## BEGIN TASK INPUT

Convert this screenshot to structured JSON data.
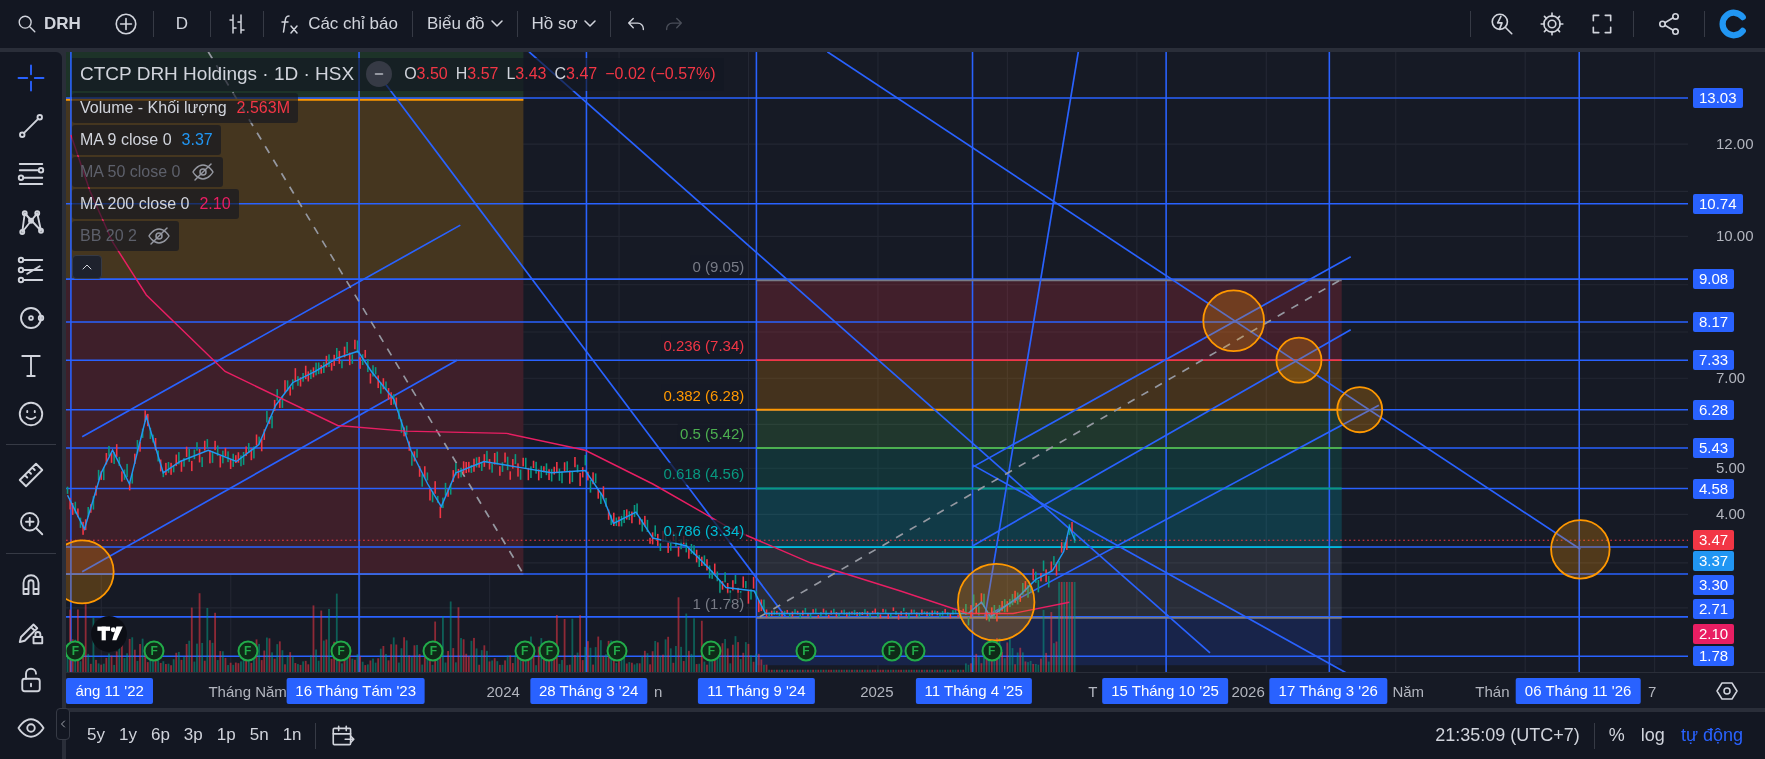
{
  "toolbar": {
    "symbol": "DRH",
    "interval": "D",
    "indicators_label": "Các chỉ báo",
    "chart_menu": "Biểu đồ",
    "profile_menu": "Hồ sơ",
    "undo_disabled": false,
    "redo_disabled": true
  },
  "tool_groups": [
    {
      "tools": [
        {
          "kind": "crosshair",
          "selected": true
        },
        {
          "kind": "trend",
          "selected": false
        },
        {
          "kind": "hlines",
          "selected": false
        },
        {
          "kind": "pattern",
          "selected": false
        },
        {
          "kind": "fib",
          "selected": false
        },
        {
          "kind": "circle",
          "selected": false
        },
        {
          "kind": "text",
          "selected": false
        },
        {
          "kind": "smiley",
          "selected": false
        }
      ]
    },
    {
      "tools": [
        {
          "kind": "ruler",
          "selected": false
        },
        {
          "kind": "zoom",
          "selected": false
        }
      ]
    },
    {
      "tools": [
        {
          "kind": "magnet",
          "selected": false
        },
        {
          "kind": "pencil_lock",
          "selected": false
        },
        {
          "kind": "lock",
          "selected": false
        },
        {
          "kind": "eye",
          "selected": false
        }
      ]
    }
  ],
  "legend": {
    "title": "CTCP DRH Holdings · 1D · HSX",
    "ohlc": [
      {
        "label": "O",
        "value": "3.50"
      },
      {
        "label": "H",
        "value": "3.57"
      },
      {
        "label": "L",
        "value": "3.43"
      },
      {
        "label": "C",
        "value": "3.47"
      }
    ],
    "change": "−0.02 (−0.57%)",
    "indicators": [
      {
        "name": "Volume - Khối lượng",
        "value": "2.563M",
        "color": "#f23645",
        "visible": true
      },
      {
        "name": "MA 9 close 0",
        "value": "3.37",
        "color": "#2196f3",
        "visible": true
      },
      {
        "name": "MA 50 close 0",
        "visible": false
      },
      {
        "name": "MA 200 close 0",
        "value": "2.10",
        "color": "#e91e63",
        "visible": true
      },
      {
        "name": "BB 20 2",
        "visible": false
      }
    ]
  },
  "fib_levels": [
    {
      "label": "0 (9.05)",
      "color": "#787b86"
    },
    {
      "label": "0.236 (7.34)",
      "color": "#f23645"
    },
    {
      "label": "0.382 (6.28)",
      "color": "#ff9800"
    },
    {
      "label": "0.5 (5.42)",
      "color": "#4caf50"
    },
    {
      "label": "0.618 (4.56)",
      "color": "#089981"
    },
    {
      "label": "0.786 (3.34)",
      "color": "#00bcd4"
    },
    {
      "label": "1 (1.78)",
      "color": "#787b86"
    }
  ],
  "event_markers": [
    {
      "label": "F"
    },
    {
      "label": "F"
    },
    {
      "label": "F"
    },
    {
      "label": "F"
    },
    {
      "label": "F"
    },
    {
      "label": "F"
    },
    {
      "label": "F"
    },
    {
      "label": "F"
    },
    {
      "label": "F"
    },
    {
      "label": "F"
    },
    {
      "label": "F"
    },
    {
      "label": "F"
    },
    {
      "label": "F"
    }
  ],
  "price_axis": {
    "ticks": [
      "12.00",
      "10.00",
      "7.00",
      "5.00",
      "4.00"
    ],
    "tags": [
      {
        "label": "13.03",
        "color": "#2962ff"
      },
      {
        "label": "10.74",
        "color": "#2962ff"
      },
      {
        "label": "9.08",
        "color": "#2962ff"
      },
      {
        "label": "8.17",
        "color": "#2962ff"
      },
      {
        "label": "7.33",
        "color": "#2962ff"
      },
      {
        "label": "6.28",
        "color": "#2962ff"
      },
      {
        "label": "5.43",
        "color": "#2962ff"
      },
      {
        "label": "4.58",
        "color": "#2962ff"
      },
      {
        "label": "3.47",
        "color": "#f23645"
      },
      {
        "label": "3.37",
        "color": "#2196f3"
      },
      {
        "label": "3.30",
        "color": "#2962ff"
      },
      {
        "label": "2.71",
        "color": "#2962ff"
      },
      {
        "label": "2.10",
        "color": "#e91e63"
      },
      {
        "label": "1.78",
        "color": "#2962ff"
      }
    ]
  },
  "time_axis": {
    "ticks": [
      "Tháng Năm",
      "2024",
      "n",
      "2025",
      "T",
      "2026",
      "Năm",
      "Thán",
      "7"
    ],
    "tags": [
      "áng 11 '22",
      "16 Tháng Tám '23",
      "28 Tháng 3 '24",
      "11 Tháng 9 '24",
      "11 Tháng 4 '25",
      "15 Tháng 10 '25",
      "17 Tháng 3 '26",
      "06 Tháng 11 '26"
    ]
  },
  "bottom_bar": {
    "ranges": [
      "5y",
      "1y",
      "6p",
      "3p",
      "1p",
      "5n",
      "1n"
    ],
    "time": "21:35:09 (UTC+7)",
    "scale_modes": [
      {
        "label": "%",
        "selected": false
      },
      {
        "label": "log",
        "selected": false
      },
      {
        "label": "tự động",
        "selected": true
      }
    ]
  }
}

## END TASK INPUT

Make an exact copy of the records shown above, without the pictures.

WRITTEN SOLUTION:
Convert this screenshot to structured JSON data.
{
  "toolbar": {
    "symbol": "DRH",
    "interval": "D",
    "indicators_label": "Các chỉ báo",
    "chart_menu": "Biểu đồ",
    "profile_menu": "Hồ sơ",
    "undo_disabled": false,
    "redo_disabled": true
  },
  "tool_groups": [
    {
      "tools": [
        {
          "kind": "crosshair",
          "selected": true
        },
        {
          "kind": "trend",
          "selected": false
        },
        {
          "kind": "hlines",
          "selected": false
        },
        {
          "kind": "pattern",
          "selected": false
        },
        {
          "kind": "fib",
          "selected": false
        },
        {
          "kind": "circle",
          "selected": false
        },
        {
          "kind": "text",
          "selected": false
        },
        {
          "kind": "smiley",
          "selected": false
        }
      ]
    },
    {
      "tools": [
        {
          "kind": "ruler",
          "selected": false
        },
        {
          "kind": "zoom",
          "selected": false
        }
      ]
    },
    {
      "tools": [
        {
          "kind": "magnet",
          "selected": false
        },
        {
          "kind": "pencil_lock",
          "selected": false
        },
        {
          "kind": "lock",
          "selected": false
        },
        {
          "kind": "eye",
          "selected": false
        }
      ]
    }
  ],
  "legend": {
    "title": "CTCP DRH Holdings · 1D · HSX",
    "ohlc": [
      {
        "label": "O",
        "value": "3.50"
      },
      {
        "label": "H",
        "value": "3.57"
      },
      {
        "label": "L",
        "value": "3.43"
      },
      {
        "label": "C",
        "value": "3.47"
      }
    ],
    "change": "−0.02 (−0.57%)",
    "indicators": [
      {
        "name": "Volume - Khối lượng",
        "value": "2.563M",
        "color": "#f23645",
        "visible": true
      },
      {
        "name": "MA 9 close 0",
        "value": "3.37",
        "color": "#2196f3",
        "visible": true
      },
      {
        "name": "MA 50 close 0",
        "visible": false
      },
      {
        "name": "MA 200 close 0",
        "value": "2.10",
        "color": "#e91e63",
        "visible": true
      },
      {
        "name": "BB 20 2",
        "visible": false
      }
    ]
  },
  "fib_levels": [
    {
      "label": "0 (9.05)",
      "color": "#787b86"
    },
    {
      "label": "0.236 (7.34)",
      "color": "#f23645"
    },
    {
      "label": "0.382 (6.28)",
      "color": "#ff9800"
    },
    {
      "label": "0.5 (5.42)",
      "color": "#4caf50"
    },
    {
      "label": "0.618 (4.56)",
      "color": "#089981"
    },
    {
      "label": "0.786 (3.34)",
      "color": "#00bcd4"
    },
    {
      "label": "1 (1.78)",
      "color": "#787b86"
    }
  ],
  "event_markers": [
    {
      "label": "F"
    },
    {
      "label": "F"
    },
    {
      "label": "F"
    },
    {
      "label": "F"
    },
    {
      "label": "F"
    },
    {
      "label": "F"
    },
    {
      "label": "F"
    },
    {
      "label": "F"
    },
    {
      "label": "F"
    },
    {
      "label": "F"
    },
    {
      "label": "F"
    },
    {
      "label": "F"
    },
    {
      "label": "F"
    }
  ],
  "price_axis": {
    "ticks": [
      "12.00",
      "10.00",
      "7.00",
      "5.00",
      "4.00"
    ],
    "tags": [
      {
        "label": "13.03",
        "color": "#2962ff"
      },
      {
        "label": "10.74",
        "color": "#2962ff"
      },
      {
        "label": "9.08",
        "color": "#2962ff"
      },
      {
        "label": "8.17",
        "color": "#2962ff"
      },
      {
        "label": "7.33",
        "color": "#2962ff"
      },
      {
        "label": "6.28",
        "color": "#2962ff"
      },
      {
        "label": "5.43",
        "color": "#2962ff"
      },
      {
        "label": "4.58",
        "color": "#2962ff"
      },
      {
        "label": "3.47",
        "color": "#f23645"
      },
      {
        "label": "3.37",
        "color": "#2196f3"
      },
      {
        "label": "3.30",
        "color": "#2962ff"
      },
      {
        "label": "2.71",
        "color": "#2962ff"
      },
      {
        "label": "2.10",
        "color": "#e91e63"
      },
      {
        "label": "1.78",
        "color": "#2962ff"
      }
    ]
  },
  "time_axis": {
    "ticks": [
      "Tháng Năm",
      "2024",
      "n",
      "2025",
      "T",
      "2026",
      "Năm",
      "Thán",
      "7"
    ],
    "tags": [
      "áng 11 '22",
      "16 Tháng Tám '23",
      "28 Tháng 3 '24",
      "11 Tháng 9 '24",
      "11 Tháng 4 '25",
      "15 Tháng 10 '25",
      "17 Tháng 3 '26",
      "06 Tháng 11 '26"
    ]
  },
  "bottom_bar": {
    "ranges": [
      "5y",
      "1y",
      "6p",
      "3p",
      "1p",
      "5n",
      "1n"
    ],
    "time": "21:35:09 (UTC+7)",
    "scale_modes": [
      {
        "label": "%",
        "selected": false
      },
      {
        "label": "log",
        "selected": false
      },
      {
        "label": "tự động",
        "selected": true
      }
    ]
  }
}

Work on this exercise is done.